Short exercise 1:
Answer these from the passage on non-Newtonian fluids, one per line:
(a) How is apparent viscosity defined?
(b) What can the second-grade fluid model not predict?
(c) Which method did the authors in [5] use to solve the differential equations?

A non-Newtonian fluid is one whose flow curve (shear stress versus shear rate) is nonlinear or does not pass through the origin, i.e. where the apparent viscosity, shear stress divided by shear rate, is not constant at a given temperature and pressure but is dependent on flow conditions such as flow geometry, shear rate, etc. and sometimes even on the kinematic history of the fluid element under consideration.

The study of non-Newtonian fluid flow is important due to the nonlinear fluid rheology which is of special interest and has practical applications in industry and engineering. Several fluid models have been suggested to disclose the nature of non-Newtonian fluids. Among them is the differential type. The differential type fluid model has a simplest subclass known as the second-grade fluid, which describes the normal stress differences but cannot predict the shear thinning/thickening phenomena. However, the third-grade fluid model is capable of predicting both the normal stresses and the shear thinning/thickening phenomena, the most important rheological properties of blood. In [4] , the study of the steady flow of an incompressible, third-grade fluid in helical screw rheometer (HSR) was conducted by “unwrapping or flattening” the channel, lands, and the outside rotating barrel. In [5] , the authors considered steady boundary layer axisymmetric flow of third-grade fluid over a continuously stretching cylinder in the presence of magnetic field. They used homotopy analysis method (HAM) to solve the differential equations.

Supplied records:

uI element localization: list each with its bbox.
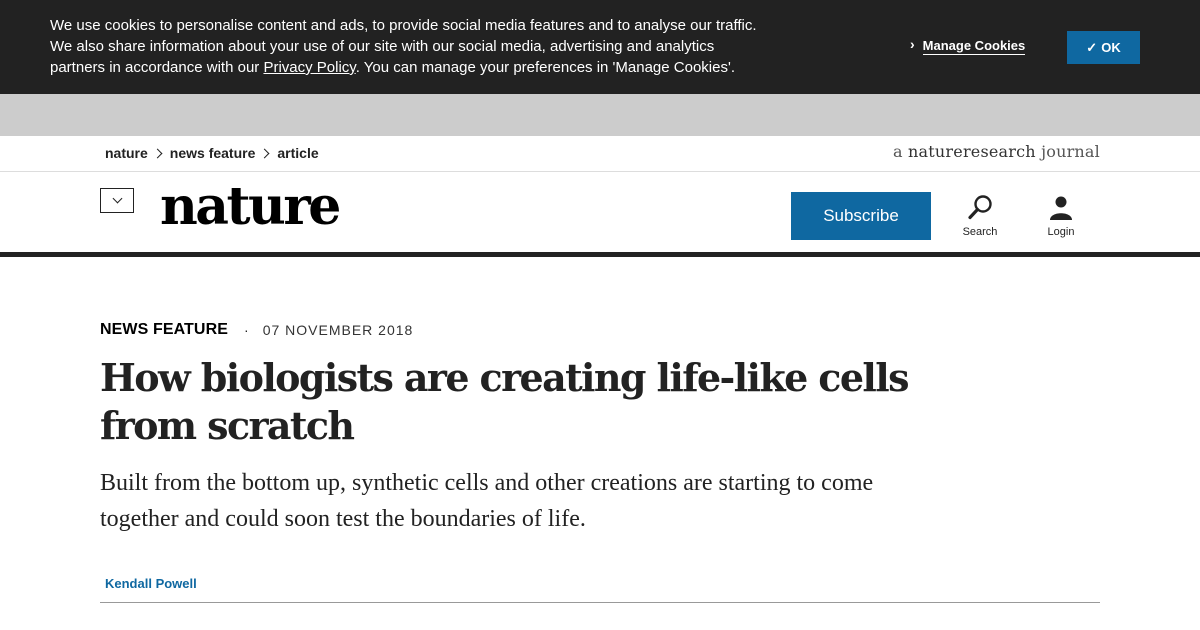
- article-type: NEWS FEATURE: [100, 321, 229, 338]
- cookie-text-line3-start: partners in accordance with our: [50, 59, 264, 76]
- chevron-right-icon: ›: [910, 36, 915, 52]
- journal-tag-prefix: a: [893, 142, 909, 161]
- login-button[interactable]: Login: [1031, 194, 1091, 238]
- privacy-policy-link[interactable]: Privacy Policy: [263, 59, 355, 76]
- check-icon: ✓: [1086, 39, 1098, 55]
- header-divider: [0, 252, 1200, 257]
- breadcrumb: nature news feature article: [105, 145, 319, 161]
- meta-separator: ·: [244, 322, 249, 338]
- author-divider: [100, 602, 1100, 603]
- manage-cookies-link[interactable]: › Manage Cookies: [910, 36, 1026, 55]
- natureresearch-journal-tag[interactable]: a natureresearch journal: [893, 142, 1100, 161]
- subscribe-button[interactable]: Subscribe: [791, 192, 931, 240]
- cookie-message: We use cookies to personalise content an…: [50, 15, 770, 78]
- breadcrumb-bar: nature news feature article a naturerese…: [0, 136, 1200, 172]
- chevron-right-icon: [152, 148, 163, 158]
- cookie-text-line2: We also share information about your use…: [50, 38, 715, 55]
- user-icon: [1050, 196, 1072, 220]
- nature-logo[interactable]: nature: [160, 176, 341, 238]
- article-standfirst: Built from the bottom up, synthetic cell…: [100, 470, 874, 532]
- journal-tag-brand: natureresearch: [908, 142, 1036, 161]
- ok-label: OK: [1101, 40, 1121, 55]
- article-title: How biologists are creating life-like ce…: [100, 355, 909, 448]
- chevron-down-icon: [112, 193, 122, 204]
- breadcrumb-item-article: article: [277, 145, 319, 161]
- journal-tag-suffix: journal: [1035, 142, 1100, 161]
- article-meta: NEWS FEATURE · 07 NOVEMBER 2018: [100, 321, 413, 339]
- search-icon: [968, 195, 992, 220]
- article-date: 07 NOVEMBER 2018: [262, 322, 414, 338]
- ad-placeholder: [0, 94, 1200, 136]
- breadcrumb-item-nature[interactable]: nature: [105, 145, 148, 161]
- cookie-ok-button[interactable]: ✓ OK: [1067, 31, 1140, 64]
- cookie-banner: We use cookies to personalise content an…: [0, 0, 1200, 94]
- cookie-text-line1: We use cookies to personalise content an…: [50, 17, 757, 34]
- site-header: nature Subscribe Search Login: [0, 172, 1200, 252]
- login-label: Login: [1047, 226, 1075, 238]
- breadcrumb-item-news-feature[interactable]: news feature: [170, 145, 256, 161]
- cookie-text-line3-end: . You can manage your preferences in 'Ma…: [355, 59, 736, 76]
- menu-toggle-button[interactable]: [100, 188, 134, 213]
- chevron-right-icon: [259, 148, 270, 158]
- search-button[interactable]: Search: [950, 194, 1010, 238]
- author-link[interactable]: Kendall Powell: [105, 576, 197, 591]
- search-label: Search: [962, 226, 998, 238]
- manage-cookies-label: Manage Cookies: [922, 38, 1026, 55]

Short exercise 2:
Rewrite as a numbered list the part of the records that opens with the line containing "- article-type: NEWS" and closes with the line containing "- breadcrumb-item-news-feature[interactable]: news".

Reply 1:
(a) Shear stress divided by shear rate.
(b) The shear thinning/thickening phenomena.
(c) The homotopy analysis method (HAM).

Reply 2:
1. - article-type: NEWS FEATURE: [100, 321, 229, 338]
2. - cookie-text-line3-start: partners in accordance with our: [50, 59, 264, 76]
3. - chevron-right-icon: ›: [910, 36, 915, 52]
4. - journal-tag-prefix: a: [893, 142, 909, 161]
5. - login-button[interactable]: Login: [1031, 194, 1091, 238]
6. - privacy-policy-link[interactable]: Privacy Policy: [263, 59, 355, 76]
7. - check-icon: ✓: [1086, 39, 1098, 55]
8. - header-divider: [0, 252, 1200, 257]
9. - breadcrumb: nature news feature article: [105, 145, 319, 161]
10. - meta-separator: ·: [244, 322, 249, 338]
11. - author-divider: [100, 602, 1100, 603]
12. - manage-cookies-link[interactable]: › Manage Cookies: [910, 36, 1026, 55]
13. - natureresearch-journal-tag[interactable]: a natureresearch journal: [893, 142, 1100, 161]
14. - subscribe-button[interactable]: Subscribe: [791, 192, 931, 240]
15. - cookie-message: We use cookies to personalise content an…: [50, 15, 770, 78]
16. - breadcrumb-bar: nature news feature article a naturerese…: [0, 136, 1200, 172]
17. - chevron-right-icon: [152, 148, 163, 158]
18. - cookie-text-line2: We also share information about your use…: [50, 38, 715, 55]
19. - user-icon: [1050, 196, 1072, 220]
20. - nature-logo[interactable]: nature: [160, 176, 341, 238]
21. - article-standfirst: Built from the bottom up, synthetic cell…: [100, 470, 874, 532]
22. - journal-tag-brand: natureresearch: [908, 142, 1036, 161]
23. - ok-label: OK: [1101, 40, 1121, 55]
24. - article-title: How biologists are creating life-like ce…: [100, 355, 909, 448]
25. - chevron-down-icon: [112, 193, 122, 204]
26. - breadcrumb-item-article: article: [277, 145, 319, 161]
27. - journal-tag-suffix: journal: [1035, 142, 1100, 161]
28. - article-meta: NEWS FEATURE · 07 NOVEMBER 2018: [100, 321, 413, 339]
29. - search-icon: [968, 195, 992, 220]
30. - article-date: 07 NOVEMBER 2018: [262, 322, 414, 338]
31. - ad-placeholder: [0, 94, 1200, 136]
32. - breadcrumb-item-nature[interactable]: nature: [105, 145, 148, 161]
33. - cookie-ok-button[interactable]: ✓ OK: [1067, 31, 1140, 64]
34. - cookie-banner: We use cookies to personalise content an…: [0, 0, 1200, 94]
35. - cookie-text-line1: We use cookies to personalise content an…: [50, 17, 757, 34]
36. - site-header: nature Subscribe Search Login: [0, 172, 1200, 252]
37. - login-label: Login: [1047, 226, 1075, 238]
38. - breadcrumb-item-news-feature[interactable]: news feature: [170, 145, 256, 161]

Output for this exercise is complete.